**EXERCISE OBJECTIVE**: Please copy every line of the records below word for word, leaving out the pictures.

== DATA SECTION ==

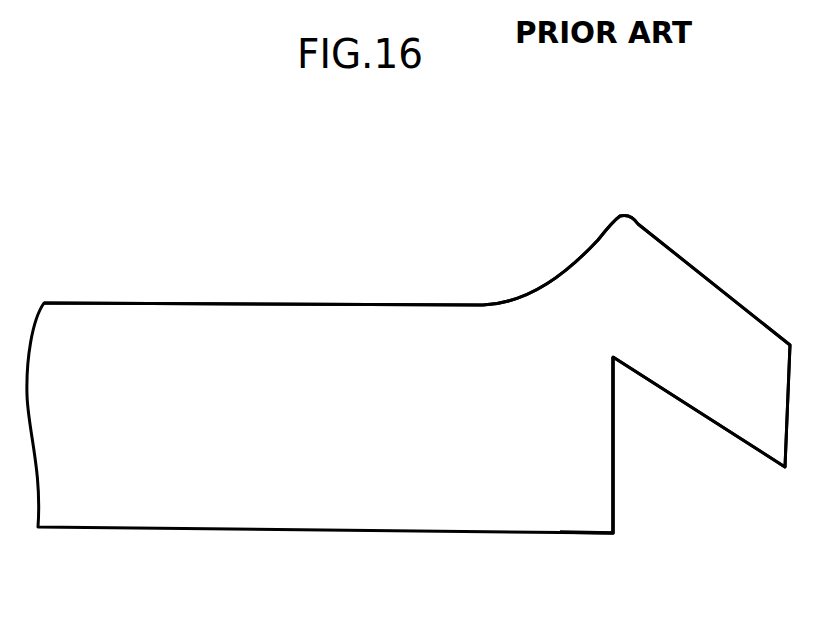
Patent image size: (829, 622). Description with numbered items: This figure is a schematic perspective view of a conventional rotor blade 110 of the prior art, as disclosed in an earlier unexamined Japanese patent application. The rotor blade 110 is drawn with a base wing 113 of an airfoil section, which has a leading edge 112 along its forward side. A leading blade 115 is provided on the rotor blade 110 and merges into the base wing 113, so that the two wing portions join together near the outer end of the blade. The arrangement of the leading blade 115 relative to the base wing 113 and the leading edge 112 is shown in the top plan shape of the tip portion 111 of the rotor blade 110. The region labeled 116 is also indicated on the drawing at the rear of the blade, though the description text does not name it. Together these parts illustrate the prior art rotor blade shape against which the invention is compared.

The rotor blade 110 is at (197, 232).
The tip portion 111 is at (437, 277).
The leading edge 112 is at (568, 224).
The base wing 113 is at (307, 323).
The leading blade 115 is at (720, 300).
The rear end face 116 is at (608, 536).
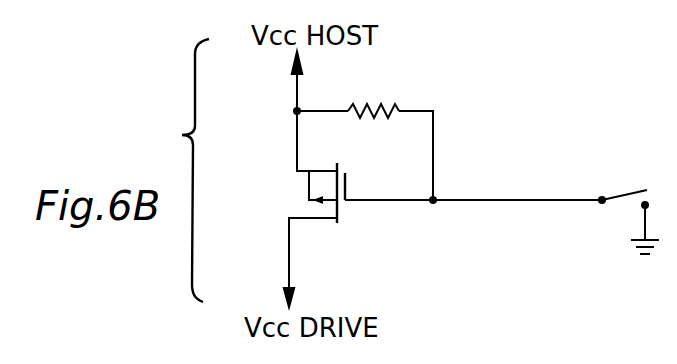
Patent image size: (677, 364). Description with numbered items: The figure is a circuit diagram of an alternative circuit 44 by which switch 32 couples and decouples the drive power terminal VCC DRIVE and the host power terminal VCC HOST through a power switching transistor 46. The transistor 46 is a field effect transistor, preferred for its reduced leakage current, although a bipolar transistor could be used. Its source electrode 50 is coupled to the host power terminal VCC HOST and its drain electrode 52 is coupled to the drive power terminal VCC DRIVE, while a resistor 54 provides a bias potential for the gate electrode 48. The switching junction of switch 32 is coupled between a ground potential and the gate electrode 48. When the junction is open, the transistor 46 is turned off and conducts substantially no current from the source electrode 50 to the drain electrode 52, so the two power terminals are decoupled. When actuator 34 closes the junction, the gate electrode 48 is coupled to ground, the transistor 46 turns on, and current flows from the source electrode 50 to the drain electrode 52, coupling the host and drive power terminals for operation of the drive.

The alternative circuit 44 is at (177, 170).
The source electrode 50 is at (296, 110).
The resistor 54 is at (392, 108).
The power switching transistor 46 is at (350, 200).
The drain electrode 52 is at (289, 237).
The gate electrode 48 is at (433, 200).
The switch 32 is at (590, 180).
The actuator 34 is at (628, 191).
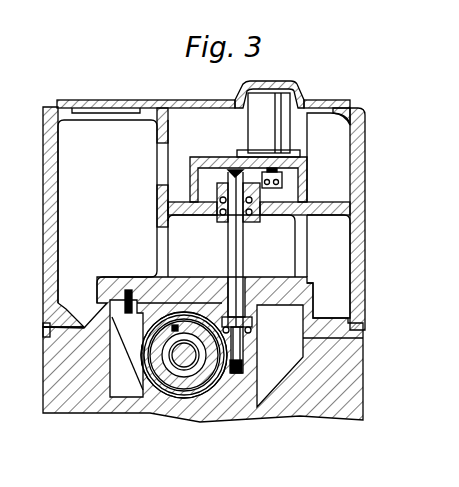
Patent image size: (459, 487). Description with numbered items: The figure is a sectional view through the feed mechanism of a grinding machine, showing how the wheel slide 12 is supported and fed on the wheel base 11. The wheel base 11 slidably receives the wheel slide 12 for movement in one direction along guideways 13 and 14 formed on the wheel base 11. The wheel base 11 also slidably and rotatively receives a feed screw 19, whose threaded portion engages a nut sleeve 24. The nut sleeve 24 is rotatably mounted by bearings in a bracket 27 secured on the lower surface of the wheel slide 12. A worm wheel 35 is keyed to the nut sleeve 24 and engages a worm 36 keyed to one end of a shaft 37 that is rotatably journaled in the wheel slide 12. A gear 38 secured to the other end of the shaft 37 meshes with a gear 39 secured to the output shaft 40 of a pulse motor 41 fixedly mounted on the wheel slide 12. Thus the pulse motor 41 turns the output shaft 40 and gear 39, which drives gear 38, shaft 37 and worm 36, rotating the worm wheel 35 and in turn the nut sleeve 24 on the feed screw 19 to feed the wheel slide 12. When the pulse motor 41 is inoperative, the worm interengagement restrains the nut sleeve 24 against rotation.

===

**RESULT FOR THIS EXERCISE**:
Patent image size: (829, 622). Description with numbered items: This figure is a schematic perspective view of a conventional rotor blade 110 of the prior art, as disclosed in an earlier unexamined Japanese patent application. The rotor blade 110 is drawn with a base wing 113 of an airfoil section, which has a leading edge 112 along its forward side. A leading blade 115 is provided on the rotor blade 110 and merges into the base wing 113, so that the two wing portions join together near the outer end of the blade. The arrangement of the leading blade 115 relative to the base wing 113 and the leading edge 112 is shown in the top plan shape of the tip portion 111 of the rotor blade 110. The region labeled 116 is also indicated on the drawing at the rear of the blade, though the description text does not name it. Together these parts illustrate the prior art rotor blade shape against which the invention is compared.

The rotor blade 110 is at (197, 232).
The tip portion 111 is at (437, 277).
The leading edge 112 is at (568, 224).
The base wing 113 is at (307, 323).
The leading blade 115 is at (720, 300).
The rear end face 116 is at (608, 536).
Patent image size: (677, 364). Description with numbered items: The figure is a circuit diagram of an alternative circuit 44 by which switch 32 couples and decouples the drive power terminal VCC DRIVE and the host power terminal VCC HOST through a power switching transistor 46. The transistor 46 is a field effect transistor, preferred for its reduced leakage current, although a bipolar transistor could be used. Its source electrode 50 is coupled to the host power terminal VCC HOST and its drain electrode 52 is coupled to the drive power terminal VCC DRIVE, while a resistor 54 provides a bias potential for the gate electrode 48. The switching junction of switch 32 is coupled between a ground potential and the gate electrode 48. When the junction is open, the transistor 46 is turned off and conducts substantially no current from the source electrode 50 to the drain electrode 52, so the two power terminals are decoupled. When actuator 34 closes the junction, the gate electrode 48 is coupled to ground, the transistor 46 turns on, and current flows from the source electrode 50 to the drain electrode 52, coupling the host and drive power terminals for operation of the drive.

The alternative circuit 44 is at (177, 170).
The source electrode 50 is at (296, 110).
The resistor 54 is at (392, 108).
The power switching transistor 46 is at (350, 200).
The drain electrode 52 is at (289, 237).
The gate electrode 48 is at (433, 200).
The switch 32 is at (590, 180).
The actuator 34 is at (628, 191).
Patent image size: (459, 487). Description with numbered items: The figure is a sectional view through the feed mechanism of a grinding machine, showing how the wheel slide 12 is supported and fed on the wheel base 11. The wheel base 11 slidably receives the wheel slide 12 for movement in one direction along guideways 13 and 14 formed on the wheel base 11. The wheel base 11 also slidably and rotatively receives a feed screw 19, whose threaded portion engages a nut sleeve 24. The nut sleeve 24 is rotatably mounted by bearings in a bracket 27 secured on the lower surface of the wheel slide 12. A worm wheel 35 is keyed to the nut sleeve 24 and engages a worm 36 keyed to one end of a shaft 37 that is rotatably journaled in the wheel slide 12. A gear 38 secured to the other end of the shaft 37 meshes with a gear 39 secured to the output shaft 40 of a pulse motor 41 fixedly mounted on the wheel slide 12. Thus the pulse motor 41 turns the output shaft 40 and gear 39, which drives gear 38, shaft 37 and worm 36, rotating the worm wheel 35 and in turn the nut sleeve 24 on the feed screw 19 to feed the wheel slide 12. When the pulse motor 41 is inoperative, the worm interengagement restrains the nut sleeve 24 against rotation.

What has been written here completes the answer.